PROBLEM DESCRIPTION:
Print all of the data exactly as written.

[Raw records]
= = =

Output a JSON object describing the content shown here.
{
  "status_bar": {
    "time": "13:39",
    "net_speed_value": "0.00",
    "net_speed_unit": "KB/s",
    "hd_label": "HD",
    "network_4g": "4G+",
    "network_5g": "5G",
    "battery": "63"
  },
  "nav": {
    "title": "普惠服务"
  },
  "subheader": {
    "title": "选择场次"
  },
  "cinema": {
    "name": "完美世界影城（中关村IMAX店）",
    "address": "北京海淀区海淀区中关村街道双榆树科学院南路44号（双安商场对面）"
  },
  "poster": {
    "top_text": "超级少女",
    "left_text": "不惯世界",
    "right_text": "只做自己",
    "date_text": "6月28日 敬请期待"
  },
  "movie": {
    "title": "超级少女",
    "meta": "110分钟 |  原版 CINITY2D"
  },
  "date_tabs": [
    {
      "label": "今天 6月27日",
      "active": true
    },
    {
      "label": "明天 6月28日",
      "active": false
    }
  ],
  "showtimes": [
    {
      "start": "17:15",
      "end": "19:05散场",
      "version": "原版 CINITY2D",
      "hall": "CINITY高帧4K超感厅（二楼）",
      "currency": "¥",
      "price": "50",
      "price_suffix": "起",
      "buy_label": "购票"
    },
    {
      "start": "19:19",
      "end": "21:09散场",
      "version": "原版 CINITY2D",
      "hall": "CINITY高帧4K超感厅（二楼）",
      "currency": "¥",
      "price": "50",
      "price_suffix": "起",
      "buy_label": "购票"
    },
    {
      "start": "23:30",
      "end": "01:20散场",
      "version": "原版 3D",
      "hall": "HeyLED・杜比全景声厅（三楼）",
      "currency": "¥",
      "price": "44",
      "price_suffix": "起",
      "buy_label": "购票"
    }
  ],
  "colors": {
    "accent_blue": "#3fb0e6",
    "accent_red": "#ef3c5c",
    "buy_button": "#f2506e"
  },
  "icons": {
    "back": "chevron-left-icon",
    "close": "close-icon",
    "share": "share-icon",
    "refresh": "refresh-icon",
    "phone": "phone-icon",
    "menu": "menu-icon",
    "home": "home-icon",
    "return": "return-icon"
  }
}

= = =

FINISHED TASK:
Output a JSON object describing the content shown here.
{
  "status_bar": {
    "time": "13:39",
    "net_speed_value": "0.00",
    "net_speed_unit": "KB/s",
    "hd_label": "HD",
    "network_4g": "4G+",
    "network_5g": "5G",
    "battery": "63"
  },
  "nav": {
    "title": "普惠服务"
  },
  "subheader": {
    "title": "选择场次"
  },
  "cinema": {
    "name": "完美世界影城（中关村IMAX店）",
    "address": "北京海淀区海淀区中关村街道双榆树科学院南路44号（双安商场对面）"
  },
  "poster": {
    "top_text": "超级少女",
    "left_text": "不惯世界",
    "right_text": "只做自己",
    "date_text": "6月28日 敬请期待"
  },
  "movie": {
    "title": "超级少女",
    "meta": "110分钟 |  原版 CINITY2D"
  },
  "date_tabs": [
    {
      "label": "今天 6月27日",
      "active": true
    },
    {
      "label": "明天 6月28日",
      "active": false
    }
  ],
  "showtimes": [
    {
      "start": "17:15",
      "end": "19:05散场",
      "version": "原版 CINITY2D",
      "hall": "CINITY高帧4K超感厅（二楼）",
      "currency": "¥",
      "price": "50",
      "price_suffix": "起",
      "buy_label": "购票"
    },
    {
      "start": "19:19",
      "end": "21:09散场",
      "version": "原版 CINITY2D",
      "hall": "CINITY高帧4K超感厅（二楼）",
      "currency": "¥",
      "price": "50",
      "price_suffix": "起",
      "buy_label": "购票"
    },
    {
      "start": "23:30",
      "end": "01:20散场",
      "version": "原版 3D",
      "hall": "HeyLED・杜比全景声厅（三楼）",
      "currency": "¥",
      "price": "44",
      "price_suffix": "起",
      "buy_label": "购票"
    }
  ],
  "colors": {
    "accent_blue": "#3fb0e6",
    "accent_red": "#ef3c5c",
    "buy_button": "#f2506e"
  },
  "icons": {
    "back": "chevron-left-icon",
    "close": "close-icon",
    "share": "share-icon",
    "refresh": "refresh-icon",
    "phone": "phone-icon",
    "menu": "menu-icon",
    "home": "home-icon",
    "return": "return-icon"
  }
}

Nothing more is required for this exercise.